■ TASK BRIEF ■
Reproduce each record below exactly as written.

■ STORED RECORDS ■
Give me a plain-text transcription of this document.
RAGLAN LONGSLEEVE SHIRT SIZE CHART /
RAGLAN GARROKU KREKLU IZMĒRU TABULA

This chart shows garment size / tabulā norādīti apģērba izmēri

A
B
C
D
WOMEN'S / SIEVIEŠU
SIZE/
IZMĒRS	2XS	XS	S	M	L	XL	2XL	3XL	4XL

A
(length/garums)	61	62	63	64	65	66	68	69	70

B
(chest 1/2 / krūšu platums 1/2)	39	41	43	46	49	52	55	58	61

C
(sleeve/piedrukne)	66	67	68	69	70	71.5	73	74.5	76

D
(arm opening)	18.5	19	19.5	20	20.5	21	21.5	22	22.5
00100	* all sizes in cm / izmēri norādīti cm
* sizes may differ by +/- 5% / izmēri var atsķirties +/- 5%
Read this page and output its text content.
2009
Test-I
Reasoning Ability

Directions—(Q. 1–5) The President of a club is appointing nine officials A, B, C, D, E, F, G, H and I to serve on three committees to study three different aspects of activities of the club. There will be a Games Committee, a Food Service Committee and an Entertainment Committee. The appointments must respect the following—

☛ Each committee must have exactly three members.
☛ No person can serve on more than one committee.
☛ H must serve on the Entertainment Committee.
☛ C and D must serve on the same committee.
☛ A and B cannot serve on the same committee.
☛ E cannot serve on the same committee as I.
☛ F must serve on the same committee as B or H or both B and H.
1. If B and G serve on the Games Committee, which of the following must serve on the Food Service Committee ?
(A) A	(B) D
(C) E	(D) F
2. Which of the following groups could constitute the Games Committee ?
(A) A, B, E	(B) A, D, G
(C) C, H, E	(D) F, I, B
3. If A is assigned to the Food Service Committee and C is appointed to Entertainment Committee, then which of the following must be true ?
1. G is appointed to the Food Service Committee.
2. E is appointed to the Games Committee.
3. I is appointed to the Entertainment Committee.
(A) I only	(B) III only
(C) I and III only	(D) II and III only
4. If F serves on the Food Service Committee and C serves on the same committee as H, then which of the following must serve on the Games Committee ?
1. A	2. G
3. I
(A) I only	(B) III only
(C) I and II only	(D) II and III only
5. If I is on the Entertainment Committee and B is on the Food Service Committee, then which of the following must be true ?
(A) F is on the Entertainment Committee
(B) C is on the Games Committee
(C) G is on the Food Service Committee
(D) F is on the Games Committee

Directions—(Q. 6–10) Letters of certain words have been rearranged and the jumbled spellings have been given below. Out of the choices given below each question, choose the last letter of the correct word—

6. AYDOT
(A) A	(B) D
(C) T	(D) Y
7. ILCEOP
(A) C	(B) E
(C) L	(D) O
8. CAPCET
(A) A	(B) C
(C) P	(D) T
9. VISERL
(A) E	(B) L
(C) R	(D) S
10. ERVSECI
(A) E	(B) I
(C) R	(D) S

■ OUTPUT ■
Give me a plain-text transcription of this document.
RAGLAN LONGSLEEVE SHIRT SIZE CHART /
RAGLAN GARROKU KREKLU IZMĒRU TABULA

This chart shows garment size / tabulā norādīti apģērba izmēri

A
B
C
D
WOMEN'S / SIEVIEŠU
SIZE/
IZMĒRS	2XS	XS	S	M	L	XL	2XL	3XL	4XL

A
(length/garums)	61	62	63	64	65	66	68	69	70

B
(chest 1/2 / krūšu platums 1/2)	39	41	43	46	49	52	55	58	61

C
(sleeve/piedrukne)	66	67	68	69	70	71.5	73	74.5	76

D
(arm opening)	18.5	19	19.5	20	20.5	21	21.5	22	22.5
00100	* all sizes in cm / izmēri norādīti cm
* sizes may differ by +/- 5% / izmēri var atsķirties +/- 5%
Read this page and output its text content.
2009
Test-I
Reasoning Ability

Directions—(Q. 1–5) The President of a club is appointing nine officials A, B, C, D, E, F, G, H and I to serve on three committees to study three different aspects of activities of the club. There will be a Games Committee, a Food Service Committee and an Entertainment Committee. The appointments must respect the following—

☛ Each committee must have exactly three members.
☛ No person can serve on more than one committee.
☛ H must serve on the Entertainment Committee.
☛ C and D must serve on the same committee.
☛ A and B cannot serve on the same committee.
☛ E cannot serve on the same committee as I.
☛ F must serve on the same committee as B or H or both B and H.
1. If B and G serve on the Games Committee, which of the following must serve on the Food Service Committee ?
(A) A	(B) D
(C) E	(D) F
2. Which of the following groups could constitute the Games Committee ?
(A) A, B, E	(B) A, D, G
(C) C, H, E	(D) F, I, B
3. If A is assigned to the Food Service Committee and C is appointed to Entertainment Committee, then which of the following must be true ?
1. G is appointed to the Food Service Committee.
2. E is appointed to the Games Committee.
3. I is appointed to the Entertainment Committee.
(A) I only	(B) III only
(C) I and III only	(D) II and III only
4. If F serves on the Food Service Committee and C serves on the same committee as H, then which of the following must serve on the Games Committee ?
1. A	2. G
3. I
(A) I only	(B) III only
(C) I and II only	(D) II and III only
5. If I is on the Entertainment Committee and B is on the Food Service Committee, then which of the following must be true ?
(A) F is on the Entertainment Committee
(B) C is on the Games Committee
(C) G is on the Food Service Committee
(D) F is on the Games Committee

Directions—(Q. 6–10) Letters of certain words have been rearranged and the jumbled spellings have been given below. Out of the choices given below each question, choose the last letter of the correct word—

6. AYDOT
(A) A	(B) D
(C) T	(D) Y
7. ILCEOP
(A) C	(B) E
(C) L	(D) O
8. CAPCET
(A) A	(B) C
(C) P	(D) T
9. VISERL
(A) E	(B) L
(C) R	(D) S
10. ERVSECI
(A) E	(B) I
(C) R	(D) S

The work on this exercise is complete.